Your objective> How many lines of these entries hold the string "Ballenhornfäule"? Reply with the number alone.

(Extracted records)
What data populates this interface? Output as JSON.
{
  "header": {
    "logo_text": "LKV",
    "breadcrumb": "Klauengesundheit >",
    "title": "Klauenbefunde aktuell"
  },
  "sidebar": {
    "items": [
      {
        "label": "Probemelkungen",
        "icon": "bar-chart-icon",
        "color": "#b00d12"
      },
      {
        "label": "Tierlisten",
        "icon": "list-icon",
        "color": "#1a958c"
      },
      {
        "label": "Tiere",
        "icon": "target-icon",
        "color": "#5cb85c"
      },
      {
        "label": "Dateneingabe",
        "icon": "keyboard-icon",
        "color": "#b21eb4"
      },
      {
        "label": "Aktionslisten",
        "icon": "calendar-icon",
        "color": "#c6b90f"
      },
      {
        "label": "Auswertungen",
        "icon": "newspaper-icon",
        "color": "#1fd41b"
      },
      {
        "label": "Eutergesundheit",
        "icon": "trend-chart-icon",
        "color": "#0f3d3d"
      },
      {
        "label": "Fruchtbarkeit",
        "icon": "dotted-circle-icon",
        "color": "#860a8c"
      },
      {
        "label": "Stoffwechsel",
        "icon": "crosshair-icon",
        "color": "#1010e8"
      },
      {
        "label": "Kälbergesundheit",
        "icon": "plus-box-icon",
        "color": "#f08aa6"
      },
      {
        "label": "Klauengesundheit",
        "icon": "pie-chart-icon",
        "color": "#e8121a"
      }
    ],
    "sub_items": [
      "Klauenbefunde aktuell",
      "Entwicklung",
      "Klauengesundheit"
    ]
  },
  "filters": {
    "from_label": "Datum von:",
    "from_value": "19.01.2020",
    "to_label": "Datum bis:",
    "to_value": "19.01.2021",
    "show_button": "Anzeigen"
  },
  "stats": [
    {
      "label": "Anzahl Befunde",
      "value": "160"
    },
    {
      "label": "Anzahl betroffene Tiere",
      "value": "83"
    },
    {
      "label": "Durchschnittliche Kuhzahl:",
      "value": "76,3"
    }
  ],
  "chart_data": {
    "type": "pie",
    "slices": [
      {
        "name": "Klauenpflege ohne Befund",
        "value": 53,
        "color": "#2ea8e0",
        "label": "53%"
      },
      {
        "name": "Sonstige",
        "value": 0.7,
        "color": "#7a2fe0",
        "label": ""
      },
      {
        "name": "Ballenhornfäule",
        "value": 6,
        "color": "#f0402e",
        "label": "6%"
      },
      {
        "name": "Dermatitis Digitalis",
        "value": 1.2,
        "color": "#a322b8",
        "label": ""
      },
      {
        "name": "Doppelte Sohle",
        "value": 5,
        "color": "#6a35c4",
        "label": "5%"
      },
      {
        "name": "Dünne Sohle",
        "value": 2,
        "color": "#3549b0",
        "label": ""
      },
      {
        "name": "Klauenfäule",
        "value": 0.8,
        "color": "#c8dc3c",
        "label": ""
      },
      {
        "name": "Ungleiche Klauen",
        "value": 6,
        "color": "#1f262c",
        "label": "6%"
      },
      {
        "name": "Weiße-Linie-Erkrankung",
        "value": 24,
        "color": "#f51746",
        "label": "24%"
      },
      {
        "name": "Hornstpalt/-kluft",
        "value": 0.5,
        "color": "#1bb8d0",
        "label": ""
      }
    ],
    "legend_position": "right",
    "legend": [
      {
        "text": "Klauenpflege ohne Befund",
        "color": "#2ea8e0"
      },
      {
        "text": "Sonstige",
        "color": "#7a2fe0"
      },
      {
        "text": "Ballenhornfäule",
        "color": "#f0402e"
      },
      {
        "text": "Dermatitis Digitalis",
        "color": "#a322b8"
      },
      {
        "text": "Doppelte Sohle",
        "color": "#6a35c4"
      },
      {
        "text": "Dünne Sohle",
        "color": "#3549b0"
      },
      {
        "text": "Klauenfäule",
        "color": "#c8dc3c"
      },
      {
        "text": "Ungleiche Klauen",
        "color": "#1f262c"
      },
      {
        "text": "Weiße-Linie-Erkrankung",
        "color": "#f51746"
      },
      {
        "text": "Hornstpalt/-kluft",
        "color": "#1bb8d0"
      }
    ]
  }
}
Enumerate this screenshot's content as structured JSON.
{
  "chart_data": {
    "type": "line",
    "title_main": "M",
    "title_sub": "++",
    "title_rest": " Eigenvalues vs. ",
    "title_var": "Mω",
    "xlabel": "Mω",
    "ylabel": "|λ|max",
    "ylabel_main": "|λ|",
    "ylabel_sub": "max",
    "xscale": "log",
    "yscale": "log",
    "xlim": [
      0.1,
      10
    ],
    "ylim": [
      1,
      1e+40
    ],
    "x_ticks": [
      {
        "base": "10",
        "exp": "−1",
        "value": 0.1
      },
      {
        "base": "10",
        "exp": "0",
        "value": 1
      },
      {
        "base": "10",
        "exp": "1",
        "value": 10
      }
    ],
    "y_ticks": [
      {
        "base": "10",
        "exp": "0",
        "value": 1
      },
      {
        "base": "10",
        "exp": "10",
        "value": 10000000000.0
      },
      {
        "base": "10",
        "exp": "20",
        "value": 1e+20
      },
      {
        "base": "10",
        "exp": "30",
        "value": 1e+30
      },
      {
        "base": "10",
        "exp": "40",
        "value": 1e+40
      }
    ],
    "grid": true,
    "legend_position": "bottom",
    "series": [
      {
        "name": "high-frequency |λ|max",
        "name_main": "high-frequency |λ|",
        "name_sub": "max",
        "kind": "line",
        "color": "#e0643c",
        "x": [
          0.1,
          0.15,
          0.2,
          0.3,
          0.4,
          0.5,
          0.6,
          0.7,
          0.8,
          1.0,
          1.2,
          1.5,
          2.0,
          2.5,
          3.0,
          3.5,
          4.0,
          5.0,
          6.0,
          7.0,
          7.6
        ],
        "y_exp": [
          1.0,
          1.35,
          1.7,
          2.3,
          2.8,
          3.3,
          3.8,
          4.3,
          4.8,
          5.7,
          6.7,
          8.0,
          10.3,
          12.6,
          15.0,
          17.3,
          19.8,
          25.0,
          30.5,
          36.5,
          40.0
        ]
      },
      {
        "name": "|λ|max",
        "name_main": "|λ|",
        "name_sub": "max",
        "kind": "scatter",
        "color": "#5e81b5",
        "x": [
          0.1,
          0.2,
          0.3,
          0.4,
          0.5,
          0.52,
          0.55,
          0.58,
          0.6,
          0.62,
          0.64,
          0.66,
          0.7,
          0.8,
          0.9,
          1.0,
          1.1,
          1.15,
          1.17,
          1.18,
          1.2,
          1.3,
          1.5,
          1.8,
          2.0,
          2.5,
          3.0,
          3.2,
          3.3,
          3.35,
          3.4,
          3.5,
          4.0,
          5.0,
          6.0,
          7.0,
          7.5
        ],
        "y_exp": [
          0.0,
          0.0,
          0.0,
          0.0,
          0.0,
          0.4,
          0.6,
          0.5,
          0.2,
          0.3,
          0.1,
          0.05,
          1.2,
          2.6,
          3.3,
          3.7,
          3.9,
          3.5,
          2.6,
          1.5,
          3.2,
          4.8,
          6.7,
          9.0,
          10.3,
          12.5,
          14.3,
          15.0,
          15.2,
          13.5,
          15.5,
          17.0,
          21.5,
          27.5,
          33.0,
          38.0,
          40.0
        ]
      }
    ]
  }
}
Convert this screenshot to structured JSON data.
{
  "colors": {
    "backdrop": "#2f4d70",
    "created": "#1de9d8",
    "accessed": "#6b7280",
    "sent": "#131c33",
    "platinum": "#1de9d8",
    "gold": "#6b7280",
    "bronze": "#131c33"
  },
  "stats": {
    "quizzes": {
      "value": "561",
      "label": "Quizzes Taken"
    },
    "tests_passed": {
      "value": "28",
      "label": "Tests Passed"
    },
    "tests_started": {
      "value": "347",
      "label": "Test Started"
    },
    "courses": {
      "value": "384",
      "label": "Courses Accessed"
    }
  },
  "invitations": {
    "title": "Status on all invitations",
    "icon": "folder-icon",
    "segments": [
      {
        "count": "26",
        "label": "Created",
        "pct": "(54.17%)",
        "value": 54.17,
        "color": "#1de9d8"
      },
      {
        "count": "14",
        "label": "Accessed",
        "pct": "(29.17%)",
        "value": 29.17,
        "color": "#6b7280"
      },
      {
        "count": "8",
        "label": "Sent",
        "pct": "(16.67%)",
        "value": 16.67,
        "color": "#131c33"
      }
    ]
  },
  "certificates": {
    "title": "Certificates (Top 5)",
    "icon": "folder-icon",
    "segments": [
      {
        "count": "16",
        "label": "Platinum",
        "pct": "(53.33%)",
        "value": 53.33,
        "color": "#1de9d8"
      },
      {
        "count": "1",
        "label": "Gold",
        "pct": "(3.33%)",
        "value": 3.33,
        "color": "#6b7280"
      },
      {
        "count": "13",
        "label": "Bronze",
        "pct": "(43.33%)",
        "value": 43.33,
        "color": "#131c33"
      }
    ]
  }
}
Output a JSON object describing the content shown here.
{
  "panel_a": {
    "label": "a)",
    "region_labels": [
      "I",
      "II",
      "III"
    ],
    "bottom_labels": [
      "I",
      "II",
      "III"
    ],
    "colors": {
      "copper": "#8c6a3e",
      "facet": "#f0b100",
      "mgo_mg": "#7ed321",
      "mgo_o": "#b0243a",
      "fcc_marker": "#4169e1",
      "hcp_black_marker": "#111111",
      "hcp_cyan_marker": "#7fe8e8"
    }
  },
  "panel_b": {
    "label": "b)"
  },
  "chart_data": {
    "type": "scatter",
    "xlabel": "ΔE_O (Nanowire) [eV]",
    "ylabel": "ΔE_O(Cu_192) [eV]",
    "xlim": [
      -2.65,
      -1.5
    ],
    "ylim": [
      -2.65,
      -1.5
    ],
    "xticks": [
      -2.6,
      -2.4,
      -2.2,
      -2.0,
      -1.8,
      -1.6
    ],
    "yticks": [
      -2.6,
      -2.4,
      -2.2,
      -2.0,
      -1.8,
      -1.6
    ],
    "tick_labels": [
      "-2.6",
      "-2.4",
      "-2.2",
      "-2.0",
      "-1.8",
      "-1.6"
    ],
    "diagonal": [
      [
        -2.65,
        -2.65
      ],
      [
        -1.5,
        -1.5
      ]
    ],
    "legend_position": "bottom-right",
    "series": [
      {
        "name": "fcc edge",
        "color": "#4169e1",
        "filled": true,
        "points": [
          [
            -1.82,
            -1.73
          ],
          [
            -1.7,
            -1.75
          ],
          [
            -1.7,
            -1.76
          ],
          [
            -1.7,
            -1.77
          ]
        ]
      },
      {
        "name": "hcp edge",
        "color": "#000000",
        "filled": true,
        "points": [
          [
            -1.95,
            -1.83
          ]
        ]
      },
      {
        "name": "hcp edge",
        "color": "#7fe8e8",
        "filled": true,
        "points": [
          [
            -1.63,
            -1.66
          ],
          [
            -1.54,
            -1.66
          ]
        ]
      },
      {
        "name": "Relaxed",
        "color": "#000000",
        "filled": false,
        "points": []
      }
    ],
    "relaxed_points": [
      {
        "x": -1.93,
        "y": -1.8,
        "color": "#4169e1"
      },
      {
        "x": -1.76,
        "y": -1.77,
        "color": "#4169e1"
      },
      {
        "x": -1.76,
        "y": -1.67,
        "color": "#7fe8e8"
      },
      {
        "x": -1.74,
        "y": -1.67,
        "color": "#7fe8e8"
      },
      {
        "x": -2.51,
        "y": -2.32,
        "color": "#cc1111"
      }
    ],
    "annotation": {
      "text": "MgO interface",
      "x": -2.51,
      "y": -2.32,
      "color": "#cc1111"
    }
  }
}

Solution for this task> 2